### THE TASK
Tally the lines containing "None" and report the number alone.

### Saved entries
========
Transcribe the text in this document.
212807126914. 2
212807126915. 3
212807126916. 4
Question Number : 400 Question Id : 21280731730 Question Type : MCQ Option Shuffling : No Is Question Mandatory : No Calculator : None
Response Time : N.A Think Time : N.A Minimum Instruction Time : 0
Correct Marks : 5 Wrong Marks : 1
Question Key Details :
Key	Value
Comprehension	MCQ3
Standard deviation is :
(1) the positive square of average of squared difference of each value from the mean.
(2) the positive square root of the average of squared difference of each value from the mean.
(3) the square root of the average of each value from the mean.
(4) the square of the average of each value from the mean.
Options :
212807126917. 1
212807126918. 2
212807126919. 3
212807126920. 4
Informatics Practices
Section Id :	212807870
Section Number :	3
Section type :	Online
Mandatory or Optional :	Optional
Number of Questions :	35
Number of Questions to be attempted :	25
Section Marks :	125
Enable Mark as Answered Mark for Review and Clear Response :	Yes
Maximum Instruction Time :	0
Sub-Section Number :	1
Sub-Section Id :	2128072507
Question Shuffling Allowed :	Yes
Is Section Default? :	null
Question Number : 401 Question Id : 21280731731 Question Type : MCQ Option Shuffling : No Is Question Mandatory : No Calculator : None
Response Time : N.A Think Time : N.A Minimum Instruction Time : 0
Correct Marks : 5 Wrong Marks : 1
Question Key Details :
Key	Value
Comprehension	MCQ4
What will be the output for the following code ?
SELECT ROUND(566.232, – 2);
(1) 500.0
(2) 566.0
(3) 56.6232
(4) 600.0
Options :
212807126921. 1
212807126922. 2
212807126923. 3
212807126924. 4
========
### OUTPUT OF THE EXERCISE
2